Start of EXTRACTED ENTRIES

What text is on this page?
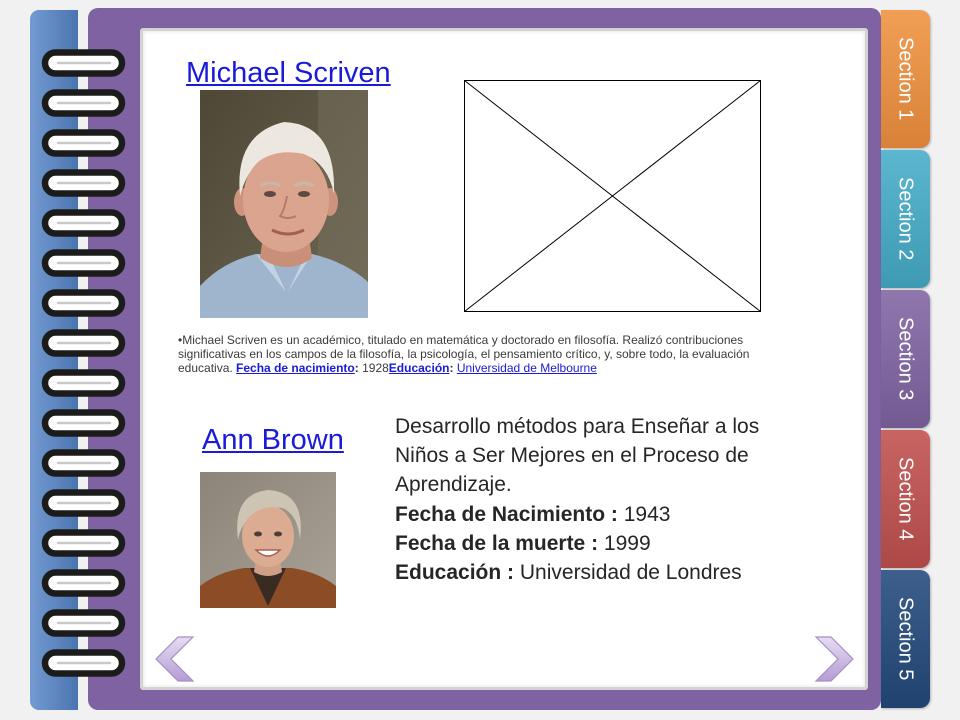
Section 1
Section 2
Section 3
Section 4
Section 5
Michael Scriven

•Michael Scriven es un académico, titulado en matemática y doctorado en filosofía. Realizó contribuciones significativas en los campos de la filosofía, la psicología, el pensamiento crítico, y, sobre todo, la evaluación educativa. Fecha de nacimiento: 1928Educación: Universidad de Melbourne

Ann Brown Desarrollo métodos para Enseñar a los Niños a Ser Mejores en el Proceso de Aprendizaje.

Fecha de Nacimiento : 1943

Fecha de la muerte : 1999

Educación : Universidad de Londres
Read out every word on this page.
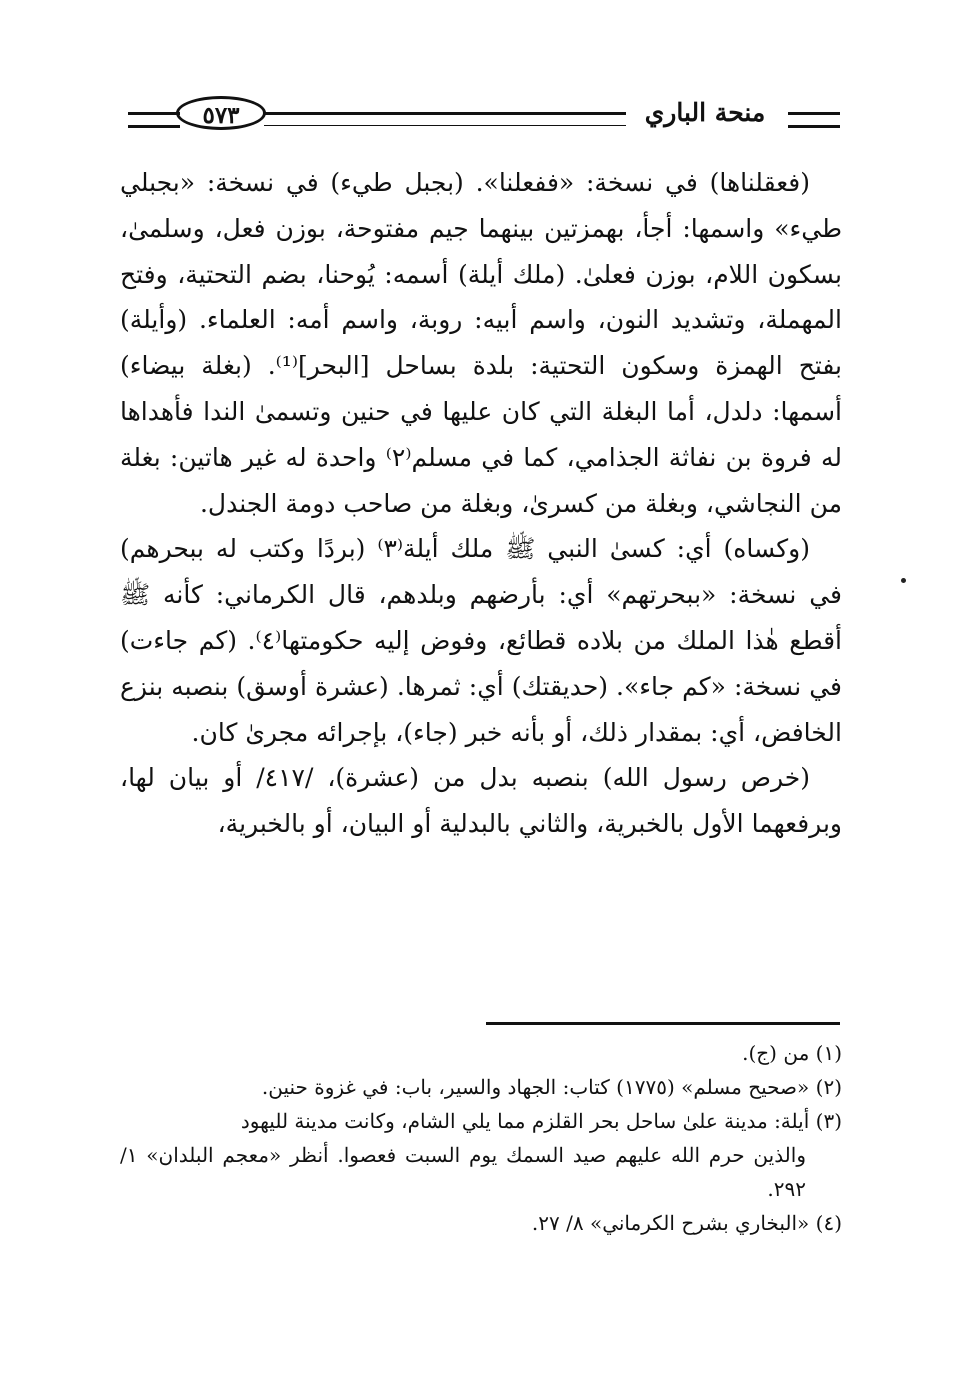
منحة الباري
٥٧٣

(فعقلناها) في نسخة: «ففعلنا». (بجبل طيء) في نسخة: «بجبلي طيء» واسمها: أجأ، بهمزتين بينهما جيم مفتوحة، بوزن فعل، وسلمىٰ، بسكون اللام، بوزن فعلىٰ. (ملك أيلة) أسمه: يُوحنا، بضم التحتية، وفتح المهملة، وتشديد النون، واسم أبيه: روبة، واسم أمه: العلماء. (وأيلة) بفتح الهمزة وسكون التحتية: بلدة بساحل [البحر]⁽¹⁾. (بغلة بيضاء) أسمها: دلدل، أما البغلة التي كان عليها في حنين وتسمىٰ الندا فأهداها له فروة بن نفاثة الجذامي، كما في مسلم⁽٢⁾ واحدة له غير هاتين: بغلة من النجاشي، وبغلة من كسرىٰ، وبغلة من صاحب دومة الجندل.

(وكساه) أي: كسىٰ النبي ﷺ ملك أيلة⁽٣⁾ (بردًا وكتب له ببحرهم) في نسخة: «ببحرتهم» أي: بأرضهم وبلدهم، قال الكرماني: كأنه ﷺ أقطع هٰذا الملك من بلاده قطائع، وفوض إليه حكومتها⁽٤⁾. (كم جاءت) في نسخة: «كم جاء». (حديقتك) أي: ثمرها. (عشرة أوسق) بنصبه بنزع الخافض، أي: بمقدار ذلك، أو بأنه خبر (جاء)، بإجرائه مجرىٰ كان.

(خرص رسول الله) بنصبه بدل من (عشرة)، /٤١٧/ أو بيان لها، وبرفعهما الأول بالخبرية، والثاني بالبدلية أو البيان، أو بالخبرية،

(١) من (ج).

(٢) «صحيح مسلم» (١٧٧٥) كتاب: الجهاد والسير، باب: في غزوة حنين.

(٣) أيلة: مدينة علىٰ ساحل بحر القلزم مما يلي الشام، وكانت مدينة لليهود

والذين حرم الله عليهم صيد السمك يوم السبت فعصوا. أنظر «معجم البلدان» ١/ ٢٩٢.

(٤) «البخاري بشرح الكرماني» ٨/ ٢٧.
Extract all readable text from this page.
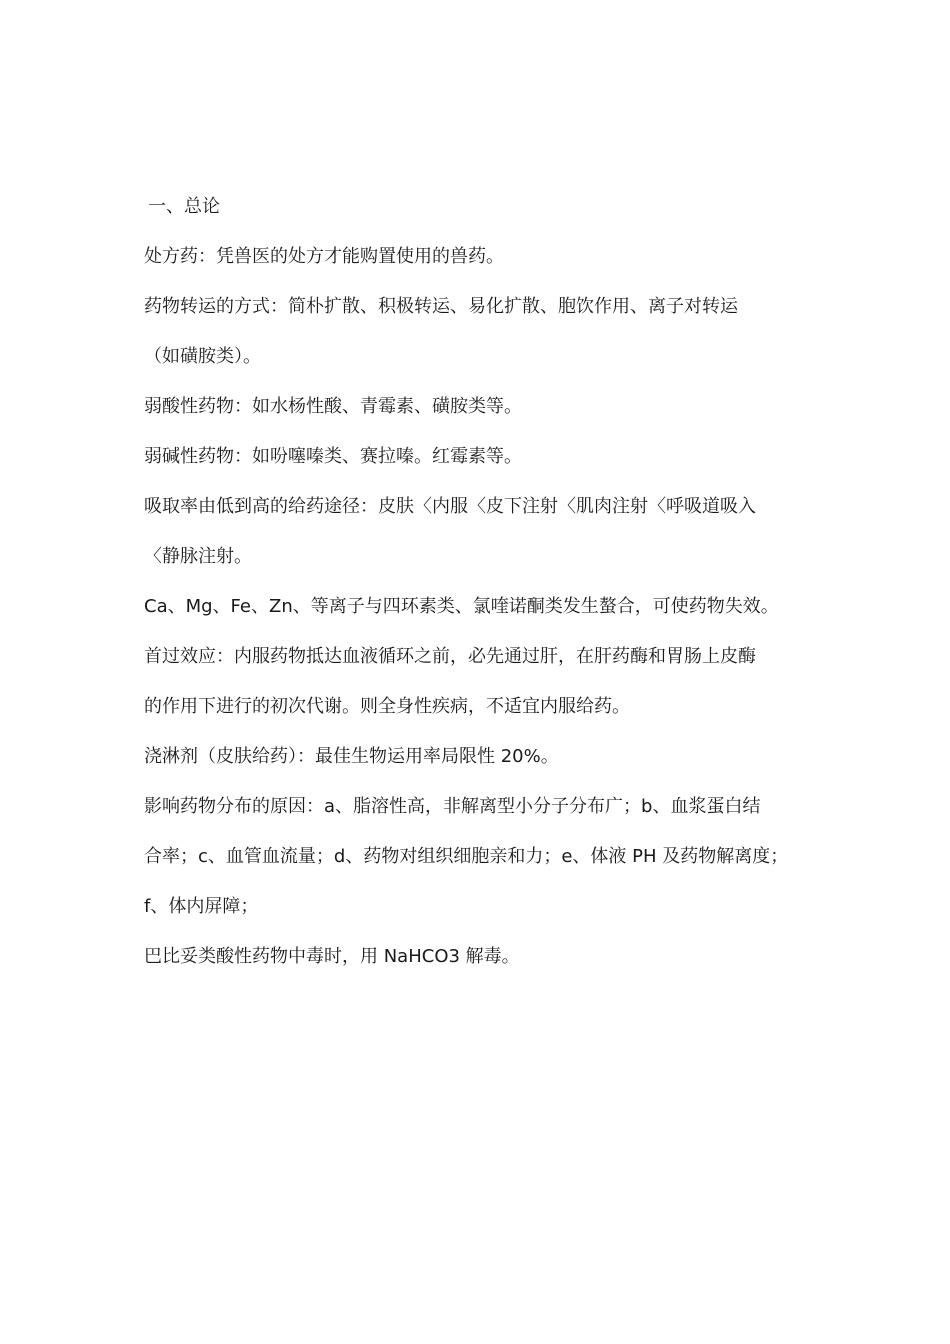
一、总论
处方药：凭兽医的处方才能购置使用的兽药。
药物转运的方式：简朴扩散、积极转运、易化扩散、胞饮作用、离子对转运
（如磺胺类）。
弱酸性药物：如水杨性酸、青霉素、磺胺类等。
弱碱性药物：如吩噻嗪类、赛拉嗪。红霉素等。
吸取率由低到高的给药途径：皮肤〈内服〈皮下注射〈肌肉注射〈呼吸道吸入
〈静脉注射。
Ca、Mg、Fe、Zn、等离子与四环素类、氯喹诺酮类发生螯合，可使药物失效。
首过效应：内服药物抵达血液循环之前，必先通过肝，在肝药酶和胃肠上皮酶
的作用下进行的初次代谢。则全身性疾病，不适宜内服给药。
浇淋剂（皮肤给药）：最佳生物运用率局限性 20%。
影响药物分布的原因：a、脂溶性高，非解离型小分子分布广；b、血浆蛋白结
合率；c、血管血流量；d、药物对组织细胞亲和力；e、体液 PH 及药物解离度；
f、体内屏障；
巴比妥类酸性药物中毒时，用 NaHCO3 解毒。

End of EXTRACTED ENTRIES

THE REQUEST: State the number of lines above that hold the string "Michael", with nothing added.

ANSWER: 2